Problem to work on = All of the records listed below should be retyped exactly.

· · · · ·

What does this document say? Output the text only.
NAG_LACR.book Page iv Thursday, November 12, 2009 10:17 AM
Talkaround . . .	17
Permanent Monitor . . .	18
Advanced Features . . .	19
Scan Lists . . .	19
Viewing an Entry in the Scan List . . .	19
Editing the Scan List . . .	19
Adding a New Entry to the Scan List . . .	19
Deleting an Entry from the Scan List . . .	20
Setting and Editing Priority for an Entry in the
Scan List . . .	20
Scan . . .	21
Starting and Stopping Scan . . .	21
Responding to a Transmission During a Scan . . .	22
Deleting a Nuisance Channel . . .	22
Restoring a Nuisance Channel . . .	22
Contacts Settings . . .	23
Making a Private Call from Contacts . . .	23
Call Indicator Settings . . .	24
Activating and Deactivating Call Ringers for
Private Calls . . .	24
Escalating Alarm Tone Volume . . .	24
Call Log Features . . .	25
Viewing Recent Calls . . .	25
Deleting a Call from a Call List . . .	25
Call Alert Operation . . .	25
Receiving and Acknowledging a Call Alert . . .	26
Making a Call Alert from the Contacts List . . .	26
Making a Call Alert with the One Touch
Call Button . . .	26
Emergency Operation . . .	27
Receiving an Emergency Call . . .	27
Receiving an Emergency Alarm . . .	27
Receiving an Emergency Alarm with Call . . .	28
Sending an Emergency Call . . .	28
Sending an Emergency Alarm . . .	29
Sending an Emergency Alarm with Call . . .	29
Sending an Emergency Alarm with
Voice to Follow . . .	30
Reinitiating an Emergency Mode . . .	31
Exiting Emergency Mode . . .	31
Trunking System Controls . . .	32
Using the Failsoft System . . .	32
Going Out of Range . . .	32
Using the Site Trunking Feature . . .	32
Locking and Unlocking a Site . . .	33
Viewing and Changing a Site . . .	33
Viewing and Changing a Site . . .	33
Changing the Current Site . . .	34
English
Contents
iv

· · · · ·

Written reply =
What does this document say? Output the text only.
NAG_LACR.book Page iv Thursday, November 12, 2009 10:17 AM
Talkaround . . .	17
Permanent Monitor . . .	18
Advanced Features . . .	19
Scan Lists . . .	19
Viewing an Entry in the Scan List . . .	19
Editing the Scan List . . .	19
Adding a New Entry to the Scan List . . .	19
Deleting an Entry from the Scan List . . .	20
Setting and Editing Priority for an Entry in the
Scan List . . .	20
Scan . . .	21
Starting and Stopping Scan . . .	21
Responding to a Transmission During a Scan . . .	22
Deleting a Nuisance Channel . . .	22
Restoring a Nuisance Channel . . .	22
Contacts Settings . . .	23
Making a Private Call from Contacts . . .	23
Call Indicator Settings . . .	24
Activating and Deactivating Call Ringers for
Private Calls . . .	24
Escalating Alarm Tone Volume . . .	24
Call Log Features . . .	25
Viewing Recent Calls . . .	25
Deleting a Call from a Call List . . .	25
Call Alert Operation . . .	25
Receiving and Acknowledging a Call Alert . . .	26
Making a Call Alert from the Contacts List . . .	26
Making a Call Alert with the One Touch
Call Button . . .	26
Emergency Operation . . .	27
Receiving an Emergency Call . . .	27
Receiving an Emergency Alarm . . .	27
Receiving an Emergency Alarm with Call . . .	28
Sending an Emergency Call . . .	28
Sending an Emergency Alarm . . .	29
Sending an Emergency Alarm with Call . . .	29
Sending an Emergency Alarm with
Voice to Follow . . .	30
Reinitiating an Emergency Mode . . .	31
Exiting Emergency Mode . . .	31
Trunking System Controls . . .	32
Using the Failsoft System . . .	32
Going Out of Range . . .	32
Using the Site Trunking Feature . . .	32
Locking and Unlocking a Site . . .	33
Viewing and Changing a Site . . .	33
Viewing and Changing a Site . . .	33
Changing the Current Site . . .	34
English
Contents
iv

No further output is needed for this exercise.